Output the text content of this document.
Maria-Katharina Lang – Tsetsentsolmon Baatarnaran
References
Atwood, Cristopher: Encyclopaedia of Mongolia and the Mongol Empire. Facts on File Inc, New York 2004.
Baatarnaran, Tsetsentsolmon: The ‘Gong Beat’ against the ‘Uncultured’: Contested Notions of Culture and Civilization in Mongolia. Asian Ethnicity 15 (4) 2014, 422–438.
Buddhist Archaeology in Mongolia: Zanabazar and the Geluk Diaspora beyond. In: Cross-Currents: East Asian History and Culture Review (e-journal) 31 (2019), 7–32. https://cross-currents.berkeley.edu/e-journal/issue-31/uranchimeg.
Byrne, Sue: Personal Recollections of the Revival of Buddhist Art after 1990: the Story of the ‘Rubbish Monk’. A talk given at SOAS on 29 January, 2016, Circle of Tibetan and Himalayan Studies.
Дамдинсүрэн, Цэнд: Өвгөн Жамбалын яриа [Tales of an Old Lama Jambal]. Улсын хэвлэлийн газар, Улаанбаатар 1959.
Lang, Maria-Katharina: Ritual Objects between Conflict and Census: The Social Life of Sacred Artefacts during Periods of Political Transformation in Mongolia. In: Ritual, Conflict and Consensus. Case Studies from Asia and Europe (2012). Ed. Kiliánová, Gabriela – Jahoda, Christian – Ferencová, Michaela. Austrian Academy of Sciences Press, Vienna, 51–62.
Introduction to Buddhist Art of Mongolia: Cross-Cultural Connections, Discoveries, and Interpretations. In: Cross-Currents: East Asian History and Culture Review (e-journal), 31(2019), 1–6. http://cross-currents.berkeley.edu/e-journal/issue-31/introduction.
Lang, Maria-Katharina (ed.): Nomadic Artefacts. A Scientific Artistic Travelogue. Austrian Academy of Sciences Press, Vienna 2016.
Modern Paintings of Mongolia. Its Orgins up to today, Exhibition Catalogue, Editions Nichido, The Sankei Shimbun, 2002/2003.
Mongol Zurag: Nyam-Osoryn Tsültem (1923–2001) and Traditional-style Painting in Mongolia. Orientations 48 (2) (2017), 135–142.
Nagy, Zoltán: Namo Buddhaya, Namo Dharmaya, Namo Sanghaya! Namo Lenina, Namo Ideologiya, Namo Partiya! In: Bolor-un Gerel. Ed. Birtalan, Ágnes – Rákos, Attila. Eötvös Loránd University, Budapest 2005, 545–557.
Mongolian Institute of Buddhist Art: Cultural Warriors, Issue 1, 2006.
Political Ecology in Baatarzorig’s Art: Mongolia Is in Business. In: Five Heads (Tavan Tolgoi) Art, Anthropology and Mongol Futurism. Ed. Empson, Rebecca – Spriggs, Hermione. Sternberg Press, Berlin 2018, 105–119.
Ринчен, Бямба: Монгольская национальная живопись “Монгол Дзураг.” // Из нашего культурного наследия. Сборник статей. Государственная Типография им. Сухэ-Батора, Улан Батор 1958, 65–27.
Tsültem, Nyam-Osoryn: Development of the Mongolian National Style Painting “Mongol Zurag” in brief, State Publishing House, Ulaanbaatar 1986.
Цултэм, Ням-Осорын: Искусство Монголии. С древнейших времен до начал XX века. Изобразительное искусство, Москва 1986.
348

Exercise directions: Reproduce the data, keeping every line exactly the same.

Exercise solution:
Output the text content of this document.
Maria-Katharina Lang – Tsetsentsolmon Baatarnaran
References
Atwood, Cristopher: Encyclopaedia of Mongolia and the Mongol Empire. Facts on File Inc, New York 2004.
Baatarnaran, Tsetsentsolmon: The ‘Gong Beat’ against the ‘Uncultured’: Contested Notions of Culture and Civilization in Mongolia. Asian Ethnicity 15 (4) 2014, 422–438.
Buddhist Archaeology in Mongolia: Zanabazar and the Geluk Diaspora beyond. In: Cross-Currents: East Asian History and Culture Review (e-journal) 31 (2019), 7–32. https://cross-currents.berkeley.edu/e-journal/issue-31/uranchimeg.
Byrne, Sue: Personal Recollections of the Revival of Buddhist Art after 1990: the Story of the ‘Rubbish Monk’. A talk given at SOAS on 29 January, 2016, Circle of Tibetan and Himalayan Studies.
Дамдинсүрэн, Цэнд: Өвгөн Жамбалын яриа [Tales of an Old Lama Jambal]. Улсын хэвлэлийн газар, Улаанбаатар 1959.
Lang, Maria-Katharina: Ritual Objects between Conflict and Census: The Social Life of Sacred Artefacts during Periods of Political Transformation in Mongolia. In: Ritual, Conflict and Consensus. Case Studies from Asia and Europe (2012). Ed. Kiliánová, Gabriela – Jahoda, Christian – Ferencová, Michaela. Austrian Academy of Sciences Press, Vienna, 51–62.
Introduction to Buddhist Art of Mongolia: Cross-Cultural Connections, Discoveries, and Interpretations. In: Cross-Currents: East Asian History and Culture Review (e-journal), 31(2019), 1–6. http://cross-currents.berkeley.edu/e-journal/issue-31/introduction.
Lang, Maria-Katharina (ed.): Nomadic Artefacts. A Scientific Artistic Travelogue. Austrian Academy of Sciences Press, Vienna 2016.
Modern Paintings of Mongolia. Its Orgins up to today, Exhibition Catalogue, Editions Nichido, The Sankei Shimbun, 2002/2003.
Mongol Zurag: Nyam-Osoryn Tsültem (1923–2001) and Traditional-style Painting in Mongolia. Orientations 48 (2) (2017), 135–142.
Nagy, Zoltán: Namo Buddhaya, Namo Dharmaya, Namo Sanghaya! Namo Lenina, Namo Ideologiya, Namo Partiya! In: Bolor-un Gerel. Ed. Birtalan, Ágnes – Rákos, Attila. Eötvös Loránd University, Budapest 2005, 545–557.
Mongolian Institute of Buddhist Art: Cultural Warriors, Issue 1, 2006.
Political Ecology in Baatarzorig’s Art: Mongolia Is in Business. In: Five Heads (Tavan Tolgoi) Art, Anthropology and Mongol Futurism. Ed. Empson, Rebecca – Spriggs, Hermione. Sternberg Press, Berlin 2018, 105–119.
Ринчен, Бямба: Монгольская национальная живопись “Монгол Дзураг.” // Из нашего культурного наследия. Сборник статей. Государственная Типография им. Сухэ-Батора, Улан Батор 1958, 65–27.
Tsültem, Nyam-Osoryn: Development of the Mongolian National Style Painting “Mongol Zurag” in brief, State Publishing House, Ulaanbaatar 1986.
Цултэм, Ням-Осорын: Искусство Монголии. С древнейших времен до начал XX века. Изобразительное искусство, Москва 1986.
348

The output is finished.